--- Begin Supplied passage ---
No issues with pets "Dogs", more issues with the Pax, I have had pit bulls in my car with no issues, most people have small lap dogs, my last pax with a dog had a French bulldog terrier, the small bat ear dog, his name was max and he had a snoring problem, poor little fella, they dragged him out in the wee hours to fly out of town for Christmas.


----------



## Desert Driver (Nov 9, 2014)

cybertec69 said:


> No issues with pets "Dogs", more issues with the Pax, I have had pit bulls in my car with no issues, most people have small lap dogs, my last pax with a dog had a French bulldog terrier, the small bat ear dog, his name was max and he had a snoring problem, poor little fella, they dragged him out in the wee hours to fly out of town for Christmas.


Cool story. I love dogs. I also love cats - I have a couple. But if they want a ride in Desert Driver's car, they have to compensate me for my clean-up time. That's not unreasonable by any reckoning.


----------



## cybertec69 (Jul 23, 2014)

I have a small shop vac in the trunk, it takes 5 minutes to take care of any hairs left on the rug.
http://www.amazon.com/gp/product/B0...ode=as2&tag=ubne0c-20&linkId=2N2RMERUTUVPHLRM


----------



## CatnipHigh (Sep 23, 2014)

I don't charge anything and I gladly let the pet in after I pet and play with it myself. I love animals. I own two cats and a ball python. Want to get a dog soon.


----------



## Desert Driver (Nov 9, 2014)

cybertec69 said:


> I have a small shop vac in the trunk, it takes 5 minutes to take care of any hairs left on the rug.
> http://www.amazon.com/gp/product/B001AQEQNA/?tag=ubne0c-20


Excellent idea. And you should be charging for the pet rides to compensate you for your time to vacuum and to recover the cost of the vac. Business expenses should always be recovered somewhere.


----------



## Desert Driver (Nov 9, 2014)

CatnipHigh said:


> I don't charge anything and I gladly let the pet in after I pet and play with it myself. I love animals. I own two cats and a ball python. Want to get a dog soon.


Oh, don't get me wrong. I love animals, too, and I always play with the animal if the owner and animal are receptive to that. But I also charge for the service. There's no good reason not to and pet owners understand that that's just part of responsible pet ownership.


----------



## ShooUber (Sep 13, 2014)

Desert Driver said:


> When riders wish to enter my car with a pet, I charge a $10 service fee for each uncaged pet. Caged pets - no problem. The reason for this policy is because I have black upholstery, and after a pet rides I have to go offline to vacuum and deodorize the upholstery. I likely lose more than $10 in fares while I'm offline, but I'm a softie for people who travel with their pets, so I only charge $10. I'm not sure how Uber feels about this and, frankly, I don't care. But here is the note I sent to Uber this morning on the topic.
> 
> _I'm an Uber driver and I keep the interior of my car immaculately clean. I also have black upholstery. Ergo, when riders have pets I charge a $10 service fee for each uncaged pet. If the pet is caged, I don't charge a service fee. But an uncaged pet necessitates a trip to the vacuum cleaner and a spritzing of upholstery deodorizer, that likely costs me more than $10 in lost fares. As an independent contractor I have say over what goes on in my car, so I don't see a problem with my policy. Uber is OK with such a policy, correct?_​


I would love to hear about Uber' reply of your $10 cleaning fee. please keep us posted. Thanks


----------



## Desert Driver (Nov 9, 2014)
--- End Supplied passage ---
--- Begin Given records ---
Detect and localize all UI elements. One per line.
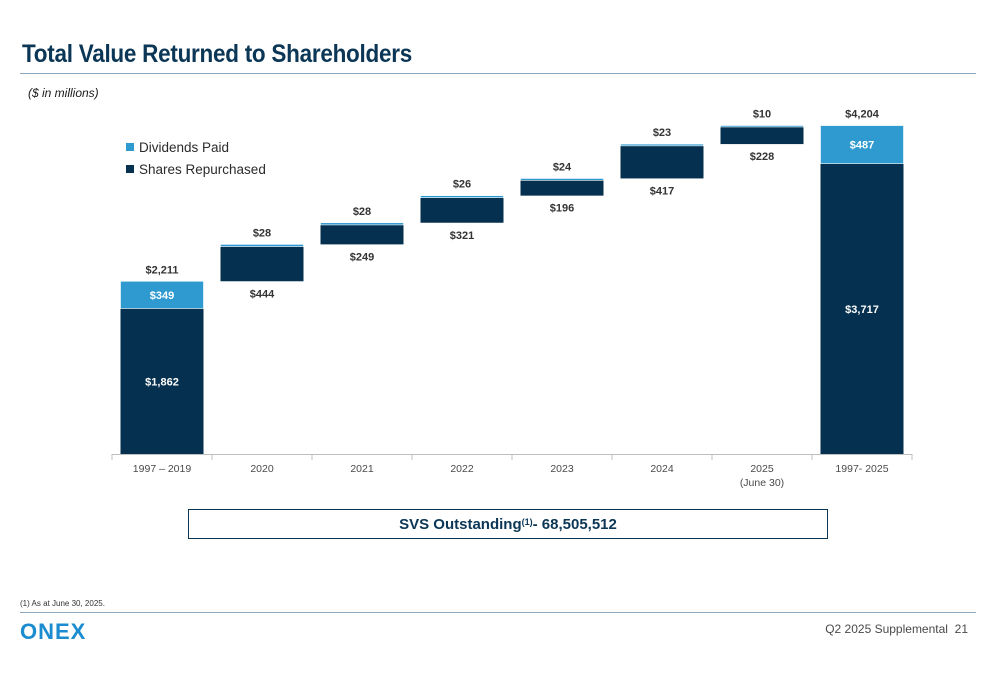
footer-rule xyxy=(20,612,976,613)
bar-dividends-paid xyxy=(320,222,404,226)
data-label-dividends-paid: $24 xyxy=(553,161,572,173)
x-tick-label: (June 30) xyxy=(740,477,784,489)
x-tick-label: 2022 xyxy=(450,463,474,475)
data-label-total: $2,211 xyxy=(145,264,178,276)
units-subtitle: ($ in millions) xyxy=(28,86,99,100)
legend-swatch xyxy=(126,143,134,151)
x-tick-label: 2023 xyxy=(550,463,574,475)
data-label-total: $4,204 xyxy=(845,109,880,121)
bar-shares-repurchased xyxy=(620,145,704,179)
data-label-shares-repurchased: $196 xyxy=(550,203,574,215)
page-title: Total Value Returned to Shareholders xyxy=(22,40,412,68)
bar-shares-repurchased xyxy=(120,308,204,454)
bar-dividends-paid xyxy=(220,244,304,247)
data-label-dividends-paid: $10 xyxy=(753,108,771,120)
bar-dividends-paid xyxy=(620,143,704,147)
logo-wordmark: ONEX xyxy=(20,620,86,642)
page-footer: Q2 2025 Supplemental 21 xyxy=(825,622,968,636)
x-tick-label: 1997- 2025 xyxy=(835,463,888,475)
bar-shares-repurchased xyxy=(420,197,504,223)
data-label-dividends-paid: $28 xyxy=(253,227,271,239)
legend-label: Dividends Paid xyxy=(139,140,229,155)
bar-shares-repurchased xyxy=(820,163,904,454)
bar-dividends-paid xyxy=(120,280,204,309)
data-label-dividends-paid: $487 xyxy=(850,140,874,152)
svs-label: SVS Outstanding xyxy=(399,515,522,533)
bar-dividends-paid xyxy=(520,178,604,181)
data-label-shares-repurchased: $444 xyxy=(250,288,275,300)
data-label-dividends-paid: $26 xyxy=(453,179,471,191)
data-label-dividends-paid: $349 xyxy=(150,290,174,302)
title-rule xyxy=(20,73,976,74)
bar-shares-repurchased xyxy=(220,246,304,282)
data-label-shares-repurchased: $249 xyxy=(350,251,374,263)
bar-shares-repurchased xyxy=(720,126,804,145)
data-label-dividends-paid: $28 xyxy=(353,206,371,218)
bar-shares-repurchased xyxy=(320,224,404,245)
bar-dividends-paid xyxy=(420,195,504,198)
data-label-shares-repurchased: $1,862 xyxy=(145,376,179,388)
onex-logo: ONEX xyxy=(20,620,86,642)
svs-value: - 68,505,512 xyxy=(532,515,617,533)
data-label-shares-repurchased: $321 xyxy=(450,230,474,242)
x-tick-label: 2024 xyxy=(650,463,674,475)
data-label-shares-repurchased: $417 xyxy=(650,185,674,197)
bar-shares-repurchased xyxy=(520,180,604,196)
x-tick-label: 2021 xyxy=(350,463,374,475)
legend-swatch xyxy=(126,165,134,173)
bar-dividends-paid xyxy=(720,125,804,128)
data-label-shares-repurchased: $3,717 xyxy=(845,304,879,316)
data-label-dividends-paid: $23 xyxy=(653,127,671,139)
page-number: 21 xyxy=(954,622,968,636)
svs-outstanding-box: SVS Outstanding (1) - 68,505,512 xyxy=(188,509,828,539)
legend-label: Shares Repurchased xyxy=(139,162,266,177)
footnote: (1) As at June 30, 2025. xyxy=(20,599,105,608)
bar-dividends-paid xyxy=(820,125,904,164)
data-label-shares-repurchased: $228 xyxy=(750,151,774,163)
x-tick-label: 2025 xyxy=(750,463,774,475)
svs-footnote-ref: (1) xyxy=(521,517,533,527)
x-tick-label: 1997 – 2019 xyxy=(133,463,192,475)
x-tick-label: 2020 xyxy=(250,463,274,475)
page-label: Q2 2025 Supplemental xyxy=(825,622,948,636)
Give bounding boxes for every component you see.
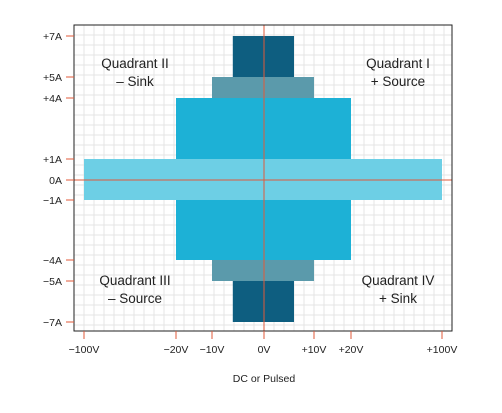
--- End Given records ---
**Task requirements**
• A. Answer these questions from the forum thread on pets in rideshare cars:
(i) What breed of dog did cybertec69's last passenger with a dog bring?
(ii) How long does cybertec69 say the shop vac takes to deal with hair left on the rug?
(iii) What does Desert Driver charge for each uncaged pet?
• B. Proceed with the forum thread on pets in rideshare cars from the point where it ends.
The entries aren't needed here.

**Solved tasks**
• A.
(i) A French bulldog terrier
(ii) 5 minutes
(iii) A $10 service fee

• B.
cybertec69 said:


> No issues with pets "Dogs", more issues with the Pax, I have had pit bulls in my car with no issues, most people have small lap dogs, my last pax with a dog had a French bulldog terrier, the small bat ear dog, his name was max and he had a snoring problem, poor little fella, they dragged him out in the wee hours to fly out of town for Christmas.


For the record, I don't charge extra for ugly or homely dogs. Likewise, I don't impose a surcharge for ugly or homely people. That's just the kinda guy Desert Driver is! A true man of the people.


----------



## Desert Driver (Nov 9, 2014)

ShooUber said:


> I would love to hear Uber' reply about your $10 cleaning fee. please keep us posted. Thanks


Indeed! But ultimately, Uber has nothing to say about it. We're IC's, after all. If Uber wants to buy my car and I continue to drive it, then they can impose whatever policy they like.


----------



## ShooUber (Sep 13, 2014)

Desert Driver said:


> Indeed! But ultimately, Uber has nothing to say about it. We're IC's, after all. If Uber wants to buy my car and I continue to drive it, then they can impose whatever policy they like.


Your right about we are IC's, but they can simply deactivate a driver from servicing them for even a asking tip or to pay cash from a ride, if a rider reports it. It's been done and drivers have posted here on this forum how they got deactivated. Just like you don't have to accept something you don't like to do in your business, they don't have to accept service from you in their business. So they maybe not have a say on your rules of service, all they need to do is not have your service work for them. I really hope they are okay with your cleaning fee, that way we all can start charging cash extra for anything we don't like. I don't see Uber buying anyone's car, what I can see happen to a driver is the deactivation button being used. Good luck with that, and let us all know when and if okay to start charging. (Please post the your email reply from Uber when and if you get it) I'll start make my list of extra charges I would like impose on their clients. Thanks again!


----------



## DjTim (Oct 18, 2014)

Desert Driver - I didn't answer the poll, it's sort of "loaded" with the last option being the only reasonable one because all animals smell in one way or another LOL  You should smell my Great Dane from time to time - lol.

I haven't had to personally resort to any type of fee for accepting riders with pets (not service animals). I guess riders in my area don't feel it's necessary to travel with their pets anywhere. I did take 2 riders to the airport with their cat in a carrier, they were going home from School and had to take their pet with them.

Have you had any success in recovering or getting a rider to pay the $10 fee yet or is it just new and you haven't come across a rider with a pet yet?


----------



## ShooUber (Sep 13, 2014)

DjTim said:


> Desert Driver - I didn't answer the poll, it's sort of "loaded" with the last option being the only reasonable one because all animals smell in one way or another LOL  You should smell my Great Dane from time to time - lol.
> 
> I haven't had to personally resort to any type of fee for accepting riders with pets (not service animals). I guess riders in my area don't feel it's necessary to travel with their pets anywhere. I did take 2 riders to the airport with their cat in a carrier, they were going home from School and had to take their pet with them.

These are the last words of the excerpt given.